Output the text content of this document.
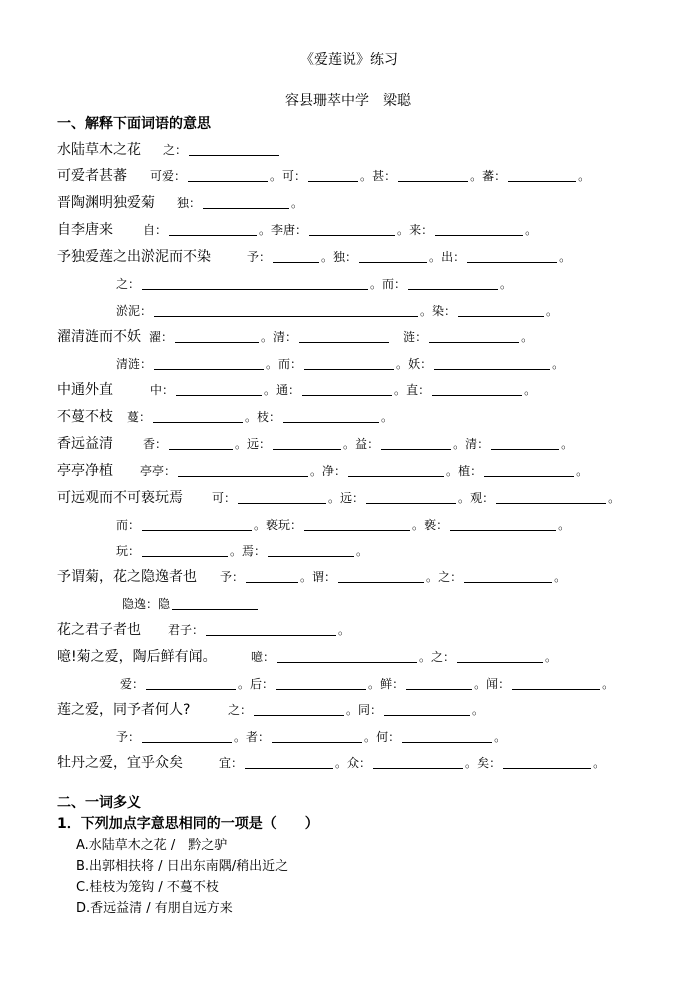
《爱莲说》练习
容县珊萃中学　梁聪
一、解释下面词语的意思
水陆草木之花 之：
可爱者甚蕃 可爱：	。可：	。甚：	。蕃：	。
晋陶渊明独爱菊 独：	。
自李唐来	自：	。李唐：	。来：	。
予独爱莲之出淤泥而不染	予：	。独：	。出：	。
之：	。而：	。
淤泥：	。染：	。
濯清涟而不妖 濯：	。清：　	涟：	。
清涟：	。而：	。妖：	。
中通外直	中：	。通：	。直：	。
不蔓不枝 蔓：	。枝：	。
香远益清	香：	。远：	。益：	。清：	。
亭亭净植 亭亭：	。净：	。植：	。
可远观而不可亵玩焉 可：	。远：	。观：	。
而：	。亵玩：	。亵：	。
玩：	。焉：	。
予谓菊，花之隐逸者也 予：	。谓：	。之：	。
隐逸：隐
花之君子者也 君子：	。
噫!菊之爱，陶后鲜有闻。	噫：	。之：	。
爱：	。后：	。鲜：	。闻：	。
莲之爱，同予者何人?	之：	。同：	。
予：	。者：	。何：	。
牡丹之爱，宜乎众矣	宜：	。众：	。矣：	。
二、一词多义
1．下列加点字意思相同的一项是（　　）
A.水陆草木之花 /　黔之驴
B.出郭相扶将 / 日出东南隅/稍出近之
C.桂枝为笼钩 / 不蔓不枝
D.香远益清 / 有朋自远方来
_ _ _ _
Write every entry out again exactly, dropping the pictures.

*Output for this exercise:*
Output the text content of this document.
《爱莲说》练习
容县珊萃中学　梁聪
一、解释下面词语的意思
水陆草木之花 之：
可爱者甚蕃 可爱：	。可：	。甚：	。蕃：	。
晋陶渊明独爱菊 独：	。
自李唐来	自：	。李唐：	。来：	。
予独爱莲之出淤泥而不染	予：	。独：	。出：	。
之：	。而：	。
淤泥：	。染：	。
濯清涟而不妖 濯：	。清：　	涟：	。
清涟：	。而：	。妖：	。
中通外直	中：	。通：	。直：	。
不蔓不枝 蔓：	。枝：	。
香远益清	香：	。远：	。益：	。清：	。
亭亭净植 亭亭：	。净：	。植：	。
可远观而不可亵玩焉 可：	。远：	。观：	。
而：	。亵玩：	。亵：	。
玩：	。焉：	。
予谓菊，花之隐逸者也 予：	。谓：	。之：	。
隐逸：隐
花之君子者也 君子：	。
噫!菊之爱，陶后鲜有闻。	噫：	。之：	。
爱：	。后：	。鲜：	。闻：	。
莲之爱，同予者何人?	之：	。同：	。
予：	。者：	。何：	。
牡丹之爱，宜乎众矣	宜：	。众：	。矣：	。
二、一词多义
1．下列加点字意思相同的一项是（　　）
A.水陆草木之花 /　黔之驴
B.出郭相扶将 / 日出东南隅/稍出近之
C.桂枝为笼钩 / 不蔓不枝
D.香远益清 / 有朋自远方来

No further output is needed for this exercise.